** Begin DATA TO PROCESS **
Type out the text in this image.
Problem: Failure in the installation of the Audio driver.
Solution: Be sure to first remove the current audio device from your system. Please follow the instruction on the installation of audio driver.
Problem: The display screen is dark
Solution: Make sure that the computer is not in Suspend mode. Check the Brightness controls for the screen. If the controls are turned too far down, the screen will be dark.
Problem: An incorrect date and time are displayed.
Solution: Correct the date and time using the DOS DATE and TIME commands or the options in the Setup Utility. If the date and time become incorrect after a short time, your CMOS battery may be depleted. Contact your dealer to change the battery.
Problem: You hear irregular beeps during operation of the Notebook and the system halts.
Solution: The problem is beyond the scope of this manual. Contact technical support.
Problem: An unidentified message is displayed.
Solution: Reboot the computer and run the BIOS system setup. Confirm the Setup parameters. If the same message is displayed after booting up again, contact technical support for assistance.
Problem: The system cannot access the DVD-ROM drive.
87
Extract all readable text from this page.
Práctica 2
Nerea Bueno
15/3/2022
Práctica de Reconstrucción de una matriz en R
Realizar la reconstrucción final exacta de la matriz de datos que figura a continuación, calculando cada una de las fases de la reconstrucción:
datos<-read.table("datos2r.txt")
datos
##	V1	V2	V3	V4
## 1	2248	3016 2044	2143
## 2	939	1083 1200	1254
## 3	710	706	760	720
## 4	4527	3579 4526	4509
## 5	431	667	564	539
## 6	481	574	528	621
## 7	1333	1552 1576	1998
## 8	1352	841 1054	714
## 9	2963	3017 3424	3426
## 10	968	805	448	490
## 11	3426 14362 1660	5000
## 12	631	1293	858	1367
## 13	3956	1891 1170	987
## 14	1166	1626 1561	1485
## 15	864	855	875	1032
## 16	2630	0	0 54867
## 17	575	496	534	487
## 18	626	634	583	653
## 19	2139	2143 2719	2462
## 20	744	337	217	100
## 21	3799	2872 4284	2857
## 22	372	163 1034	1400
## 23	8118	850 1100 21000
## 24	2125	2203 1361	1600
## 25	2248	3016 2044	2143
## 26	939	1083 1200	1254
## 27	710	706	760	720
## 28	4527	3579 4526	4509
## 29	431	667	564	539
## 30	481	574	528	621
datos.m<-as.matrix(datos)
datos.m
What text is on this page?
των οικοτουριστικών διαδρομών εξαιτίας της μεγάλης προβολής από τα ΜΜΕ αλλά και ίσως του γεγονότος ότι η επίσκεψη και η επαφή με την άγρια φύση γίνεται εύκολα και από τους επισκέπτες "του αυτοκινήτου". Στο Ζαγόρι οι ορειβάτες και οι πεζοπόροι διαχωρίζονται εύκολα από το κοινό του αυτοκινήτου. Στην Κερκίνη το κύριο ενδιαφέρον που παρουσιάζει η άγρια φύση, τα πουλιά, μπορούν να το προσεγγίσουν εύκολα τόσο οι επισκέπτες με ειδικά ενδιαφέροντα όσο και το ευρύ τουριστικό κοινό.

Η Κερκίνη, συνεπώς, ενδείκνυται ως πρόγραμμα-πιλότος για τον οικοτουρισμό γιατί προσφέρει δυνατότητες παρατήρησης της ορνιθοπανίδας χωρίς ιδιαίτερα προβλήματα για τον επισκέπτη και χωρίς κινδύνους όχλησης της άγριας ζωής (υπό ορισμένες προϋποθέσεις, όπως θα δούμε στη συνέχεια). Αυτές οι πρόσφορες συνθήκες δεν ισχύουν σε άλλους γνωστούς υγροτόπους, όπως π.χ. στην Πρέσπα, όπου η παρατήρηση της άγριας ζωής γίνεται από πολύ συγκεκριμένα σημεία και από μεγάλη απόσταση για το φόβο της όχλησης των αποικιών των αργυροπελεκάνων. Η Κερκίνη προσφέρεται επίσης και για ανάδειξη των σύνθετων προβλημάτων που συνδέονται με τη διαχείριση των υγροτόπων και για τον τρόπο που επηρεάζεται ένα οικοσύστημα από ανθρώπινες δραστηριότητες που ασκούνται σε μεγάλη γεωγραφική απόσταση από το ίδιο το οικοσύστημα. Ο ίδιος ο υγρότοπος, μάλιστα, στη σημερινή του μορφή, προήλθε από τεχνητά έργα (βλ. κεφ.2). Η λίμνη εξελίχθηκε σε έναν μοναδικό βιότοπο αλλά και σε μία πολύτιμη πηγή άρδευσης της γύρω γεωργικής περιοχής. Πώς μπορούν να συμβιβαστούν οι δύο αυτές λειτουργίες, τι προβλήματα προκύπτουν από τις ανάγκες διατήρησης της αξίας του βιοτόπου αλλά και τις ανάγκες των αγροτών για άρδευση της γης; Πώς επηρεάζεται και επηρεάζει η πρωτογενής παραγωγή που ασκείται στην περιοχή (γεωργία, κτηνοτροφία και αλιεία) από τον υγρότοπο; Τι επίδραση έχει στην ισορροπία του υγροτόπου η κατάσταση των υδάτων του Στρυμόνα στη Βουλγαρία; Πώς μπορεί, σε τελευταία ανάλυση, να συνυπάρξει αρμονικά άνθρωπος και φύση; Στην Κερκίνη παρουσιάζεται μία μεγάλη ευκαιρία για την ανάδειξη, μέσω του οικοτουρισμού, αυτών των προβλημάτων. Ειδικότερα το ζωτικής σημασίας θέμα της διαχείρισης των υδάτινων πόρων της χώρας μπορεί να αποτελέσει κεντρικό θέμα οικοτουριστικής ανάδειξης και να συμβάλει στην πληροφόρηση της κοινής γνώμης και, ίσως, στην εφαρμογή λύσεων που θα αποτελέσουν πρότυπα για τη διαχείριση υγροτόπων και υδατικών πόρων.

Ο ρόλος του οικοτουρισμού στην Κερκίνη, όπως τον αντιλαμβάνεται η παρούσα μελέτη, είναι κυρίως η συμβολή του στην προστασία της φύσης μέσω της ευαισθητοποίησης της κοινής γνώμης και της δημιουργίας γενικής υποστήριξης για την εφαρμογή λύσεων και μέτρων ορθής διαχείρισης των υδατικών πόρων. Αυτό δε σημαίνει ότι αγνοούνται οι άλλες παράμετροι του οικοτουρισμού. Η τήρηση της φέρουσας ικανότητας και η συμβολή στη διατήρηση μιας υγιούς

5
** End DATA TO PROCESS **
◆ **WHAT YOU WILL DO**
Without changing a word, restate the whole listing.

◆ **EXERCISE SOLUTION**
Type out the text in this image.
Problem: Failure in the installation of the Audio driver.
Solution: Be sure to first remove the current audio device from your system. Please follow the instruction on the installation of audio driver.
Problem: The display screen is dark
Solution: Make sure that the computer is not in Suspend mode. Check the Brightness controls for the screen. If the controls are turned too far down, the screen will be dark.
Problem: An incorrect date and time are displayed.
Solution: Correct the date and time using the DOS DATE and TIME commands or the options in the Setup Utility. If the date and time become incorrect after a short time, your CMOS battery may be depleted. Contact your dealer to change the battery.
Problem: You hear irregular beeps during operation of the Notebook and the system halts.
Solution: The problem is beyond the scope of this manual. Contact technical support.
Problem: An unidentified message is displayed.
Solution: Reboot the computer and run the BIOS system setup. Confirm the Setup parameters. If the same message is displayed after booting up again, contact technical support for assistance.
Problem: The system cannot access the DVD-ROM drive.
87
Extract all readable text from this page.
Práctica 2
Nerea Bueno
15/3/2022
Práctica de Reconstrucción de una matriz en R
Realizar la reconstrucción final exacta de la matriz de datos que figura a continuación, calculando cada una de las fases de la reconstrucción:
datos<-read.table("datos2r.txt")
datos
##	V1	V2	V3	V4
## 1	2248	3016 2044	2143
## 2	939	1083 1200	1254
## 3	710	706	760	720
## 4	4527	3579 4526	4509
## 5	431	667	564	539
## 6	481	574	528	621
## 7	1333	1552 1576	1998
## 8	1352	841 1054	714
## 9	2963	3017 3424	3426
## 10	968	805	448	490
## 11	3426 14362 1660	5000
## 12	631	1293	858	1367
## 13	3956	1891 1170	987
## 14	1166	1626 1561	1485
## 15	864	855	875	1032
## 16	2630	0	0 54867
## 17	575	496	534	487
## 18	626	634	583	653
## 19	2139	2143 2719	2462
## 20	744	337	217	100
## 21	3799	2872 4284	2857
## 22	372	163 1034	1400
## 23	8118	850 1100 21000
## 24	2125	2203 1361	1600
## 25	2248	3016 2044	2143
## 26	939	1083 1200	1254
## 27	710	706	760	720
## 28	4527	3579 4526	4509
## 29	431	667	564	539
## 30	481	574	528	621
datos.m<-as.matrix(datos)
datos.m
What text is on this page?
των οικοτουριστικών διαδρομών εξαιτίας της μεγάλης προβολής από τα ΜΜΕ αλλά και ίσως του γεγονότος ότι η επίσκεψη και η επαφή με την άγρια φύση γίνεται εύκολα και από τους επισκέπτες "του αυτοκινήτου". Στο Ζαγόρι οι ορειβάτες και οι πεζοπόροι διαχωρίζονται εύκολα από το κοινό του αυτοκινήτου. Στην Κερκίνη το κύριο ενδιαφέρον που παρουσιάζει η άγρια φύση, τα πουλιά, μπορούν να το προσεγγίσουν εύκολα τόσο οι επισκέπτες με ειδικά ενδιαφέροντα όσο και το ευρύ τουριστικό κοινό.

Η Κερκίνη, συνεπώς, ενδείκνυται ως πρόγραμμα-πιλότος για τον οικοτουρισμό γιατί προσφέρει δυνατότητες παρατήρησης της ορνιθοπανίδας χωρίς ιδιαίτερα προβλήματα για τον επισκέπτη και χωρίς κινδύνους όχλησης της άγριας ζωής (υπό ορισμένες προϋποθέσεις, όπως θα δούμε στη συνέχεια). Αυτές οι πρόσφορες συνθήκες δεν ισχύουν σε άλλους γνωστούς υγροτόπους, όπως π.χ. στην Πρέσπα, όπου η παρατήρηση της άγριας ζωής γίνεται από πολύ συγκεκριμένα σημεία και από μεγάλη απόσταση για το φόβο της όχλησης των αποικιών των αργυροπελεκάνων. Η Κερκίνη προσφέρεται επίσης και για ανάδειξη των σύνθετων προβλημάτων που συνδέονται με τη διαχείριση των υγροτόπων και για τον τρόπο που επηρεάζεται ένα οικοσύστημα από ανθρώπινες δραστηριότητες που ασκούνται σε μεγάλη γεωγραφική απόσταση από το ίδιο το οικοσύστημα. Ο ίδιος ο υγρότοπος, μάλιστα, στη σημερινή του μορφή, προήλθε από τεχνητά έργα (βλ. κεφ.2). Η λίμνη εξελίχθηκε σε έναν μοναδικό βιότοπο αλλά και σε μία πολύτιμη πηγή άρδευσης της γύρω γεωργικής περιοχής. Πώς μπορούν να συμβιβαστούν οι δύο αυτές λειτουργίες, τι προβλήματα προκύπτουν από τις ανάγκες διατήρησης της αξίας του βιοτόπου αλλά και τις ανάγκες των αγροτών για άρδευση της γης; Πώς επηρεάζεται και επηρεάζει η πρωτογενής παραγωγή που ασκείται στην περιοχή (γεωργία, κτηνοτροφία και αλιεία) από τον υγρότοπο; Τι επίδραση έχει στην ισορροπία του υγροτόπου η κατάσταση των υδάτων του Στρυμόνα στη Βουλγαρία; Πώς μπορεί, σε τελευταία ανάλυση, να συνυπάρξει αρμονικά άνθρωπος και φύση; Στην Κερκίνη παρουσιάζεται μία μεγάλη ευκαιρία για την ανάδειξη, μέσω του οικοτουρισμού, αυτών των προβλημάτων. Ειδικότερα το ζωτικής σημασίας θέμα της διαχείρισης των υδάτινων πόρων της χώρας μπορεί να αποτελέσει κεντρικό θέμα οικοτουριστικής ανάδειξης και να συμβάλει στην πληροφόρηση της κοινής γνώμης και, ίσως, στην εφαρμογή λύσεων που θα αποτελέσουν πρότυπα για τη διαχείριση υγροτόπων και υδατικών πόρων.

Ο ρόλος του οικοτουρισμού στην Κερκίνη, όπως τον αντιλαμβάνεται η παρούσα μελέτη, είναι κυρίως η συμβολή του στην προστασία της φύσης μέσω της ευαισθητοποίησης της κοινής γνώμης και της δημιουργίας γενικής υποστήριξης για την εφαρμογή λύσεων και μέτρων ορθής διαχείρισης των υδατικών πόρων. Αυτό δε σημαίνει ότι αγνοούνται οι άλλες παράμετροι του οικοτουρισμού. Η τήρηση της φέρουσας ικανότητας και η συμβολή στη διατήρηση μιας υγιούς

5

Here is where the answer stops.